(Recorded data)
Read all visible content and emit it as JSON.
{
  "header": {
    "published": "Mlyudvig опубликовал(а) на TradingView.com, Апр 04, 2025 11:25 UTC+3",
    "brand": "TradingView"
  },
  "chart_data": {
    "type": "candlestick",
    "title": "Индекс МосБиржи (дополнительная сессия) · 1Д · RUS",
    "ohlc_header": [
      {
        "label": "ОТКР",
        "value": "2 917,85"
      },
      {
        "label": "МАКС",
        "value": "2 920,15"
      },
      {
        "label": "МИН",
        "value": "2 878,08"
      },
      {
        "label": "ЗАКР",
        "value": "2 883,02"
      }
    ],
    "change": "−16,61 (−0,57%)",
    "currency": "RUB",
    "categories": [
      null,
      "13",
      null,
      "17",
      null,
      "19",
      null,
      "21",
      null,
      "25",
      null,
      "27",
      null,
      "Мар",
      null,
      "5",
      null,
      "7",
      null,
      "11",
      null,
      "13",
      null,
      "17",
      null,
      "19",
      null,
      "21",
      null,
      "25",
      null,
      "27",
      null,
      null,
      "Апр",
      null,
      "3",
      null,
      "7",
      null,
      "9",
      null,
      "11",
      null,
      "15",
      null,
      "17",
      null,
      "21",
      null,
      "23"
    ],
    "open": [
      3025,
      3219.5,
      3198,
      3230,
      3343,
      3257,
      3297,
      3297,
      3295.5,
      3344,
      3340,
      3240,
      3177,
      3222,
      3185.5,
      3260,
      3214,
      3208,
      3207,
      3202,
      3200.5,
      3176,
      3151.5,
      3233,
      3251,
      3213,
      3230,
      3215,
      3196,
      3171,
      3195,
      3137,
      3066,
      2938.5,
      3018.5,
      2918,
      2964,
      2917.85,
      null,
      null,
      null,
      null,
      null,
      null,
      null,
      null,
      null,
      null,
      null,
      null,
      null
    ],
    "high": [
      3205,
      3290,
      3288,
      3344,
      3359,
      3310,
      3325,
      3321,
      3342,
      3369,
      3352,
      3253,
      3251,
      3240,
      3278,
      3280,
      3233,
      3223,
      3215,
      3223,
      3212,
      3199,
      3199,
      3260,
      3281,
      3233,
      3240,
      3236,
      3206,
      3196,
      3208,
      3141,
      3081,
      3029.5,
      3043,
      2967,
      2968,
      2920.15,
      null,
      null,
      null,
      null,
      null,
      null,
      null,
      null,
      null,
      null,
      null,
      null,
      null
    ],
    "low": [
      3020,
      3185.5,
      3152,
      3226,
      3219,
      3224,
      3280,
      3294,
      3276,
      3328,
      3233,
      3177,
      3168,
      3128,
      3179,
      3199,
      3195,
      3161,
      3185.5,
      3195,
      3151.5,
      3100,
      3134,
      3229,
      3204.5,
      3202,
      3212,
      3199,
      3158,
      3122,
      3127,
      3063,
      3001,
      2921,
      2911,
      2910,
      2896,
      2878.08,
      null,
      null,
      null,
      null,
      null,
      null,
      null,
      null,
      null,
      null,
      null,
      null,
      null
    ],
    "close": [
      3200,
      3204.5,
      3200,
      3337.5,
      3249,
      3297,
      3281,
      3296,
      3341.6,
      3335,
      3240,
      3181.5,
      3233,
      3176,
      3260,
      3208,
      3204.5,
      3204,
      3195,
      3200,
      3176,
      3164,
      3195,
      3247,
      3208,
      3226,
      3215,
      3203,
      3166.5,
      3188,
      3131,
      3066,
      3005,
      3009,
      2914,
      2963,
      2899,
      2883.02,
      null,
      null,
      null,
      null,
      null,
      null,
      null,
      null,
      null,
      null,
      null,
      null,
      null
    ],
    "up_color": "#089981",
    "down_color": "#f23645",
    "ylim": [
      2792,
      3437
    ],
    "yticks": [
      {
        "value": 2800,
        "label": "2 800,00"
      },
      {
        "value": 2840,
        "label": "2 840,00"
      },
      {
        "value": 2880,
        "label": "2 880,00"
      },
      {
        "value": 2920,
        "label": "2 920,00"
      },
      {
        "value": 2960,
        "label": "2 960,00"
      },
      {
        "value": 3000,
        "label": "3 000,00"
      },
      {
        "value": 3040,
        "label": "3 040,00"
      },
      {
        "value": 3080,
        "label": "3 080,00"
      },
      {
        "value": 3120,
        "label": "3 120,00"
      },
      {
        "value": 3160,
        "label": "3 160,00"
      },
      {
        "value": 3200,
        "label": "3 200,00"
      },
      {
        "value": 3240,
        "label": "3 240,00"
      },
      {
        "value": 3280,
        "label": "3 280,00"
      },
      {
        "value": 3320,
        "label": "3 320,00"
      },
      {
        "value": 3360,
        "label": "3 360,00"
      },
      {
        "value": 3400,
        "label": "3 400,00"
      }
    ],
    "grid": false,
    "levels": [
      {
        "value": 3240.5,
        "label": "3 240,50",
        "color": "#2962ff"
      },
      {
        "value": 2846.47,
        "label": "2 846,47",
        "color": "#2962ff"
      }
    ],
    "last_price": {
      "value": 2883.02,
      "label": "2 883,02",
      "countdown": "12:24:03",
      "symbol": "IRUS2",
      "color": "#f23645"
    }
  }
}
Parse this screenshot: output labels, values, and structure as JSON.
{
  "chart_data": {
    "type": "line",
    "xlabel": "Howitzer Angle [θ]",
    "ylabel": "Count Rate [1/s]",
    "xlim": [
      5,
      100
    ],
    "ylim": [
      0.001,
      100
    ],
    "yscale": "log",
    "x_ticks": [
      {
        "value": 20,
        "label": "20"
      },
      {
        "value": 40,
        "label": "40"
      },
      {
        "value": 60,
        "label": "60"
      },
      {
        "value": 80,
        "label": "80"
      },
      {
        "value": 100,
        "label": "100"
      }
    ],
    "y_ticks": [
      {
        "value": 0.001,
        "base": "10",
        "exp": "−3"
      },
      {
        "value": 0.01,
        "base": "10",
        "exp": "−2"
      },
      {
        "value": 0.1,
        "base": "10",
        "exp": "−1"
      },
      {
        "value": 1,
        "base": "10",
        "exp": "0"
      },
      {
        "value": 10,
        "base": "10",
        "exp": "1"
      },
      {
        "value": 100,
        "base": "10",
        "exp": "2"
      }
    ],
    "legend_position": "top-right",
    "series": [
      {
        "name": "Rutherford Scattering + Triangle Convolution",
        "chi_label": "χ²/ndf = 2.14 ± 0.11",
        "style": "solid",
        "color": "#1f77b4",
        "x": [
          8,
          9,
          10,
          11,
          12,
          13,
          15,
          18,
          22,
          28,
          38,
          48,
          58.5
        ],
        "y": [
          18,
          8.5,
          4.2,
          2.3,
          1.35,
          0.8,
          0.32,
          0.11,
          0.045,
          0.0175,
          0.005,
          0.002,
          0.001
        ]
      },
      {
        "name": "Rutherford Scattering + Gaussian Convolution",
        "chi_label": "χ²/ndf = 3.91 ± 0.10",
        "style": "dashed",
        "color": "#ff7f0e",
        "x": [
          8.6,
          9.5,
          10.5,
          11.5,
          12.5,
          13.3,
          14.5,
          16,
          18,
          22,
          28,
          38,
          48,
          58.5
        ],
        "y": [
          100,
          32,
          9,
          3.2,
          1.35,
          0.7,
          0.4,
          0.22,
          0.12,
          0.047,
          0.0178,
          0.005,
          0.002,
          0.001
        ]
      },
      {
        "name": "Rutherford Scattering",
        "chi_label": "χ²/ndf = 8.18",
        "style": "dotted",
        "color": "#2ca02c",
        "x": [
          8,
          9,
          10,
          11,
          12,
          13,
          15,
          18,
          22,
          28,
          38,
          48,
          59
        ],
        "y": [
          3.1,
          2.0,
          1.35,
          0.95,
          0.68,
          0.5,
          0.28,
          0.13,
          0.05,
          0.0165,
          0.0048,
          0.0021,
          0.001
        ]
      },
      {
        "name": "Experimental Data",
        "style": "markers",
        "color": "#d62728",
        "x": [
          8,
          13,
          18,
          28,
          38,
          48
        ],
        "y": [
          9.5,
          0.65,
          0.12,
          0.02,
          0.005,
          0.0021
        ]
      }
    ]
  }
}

> **PROBLEM STATEMENT**: Give the count of lines in the data shown above that contain "Rutherford", and nothing else.

> **CORRECT OUTPUT**: 3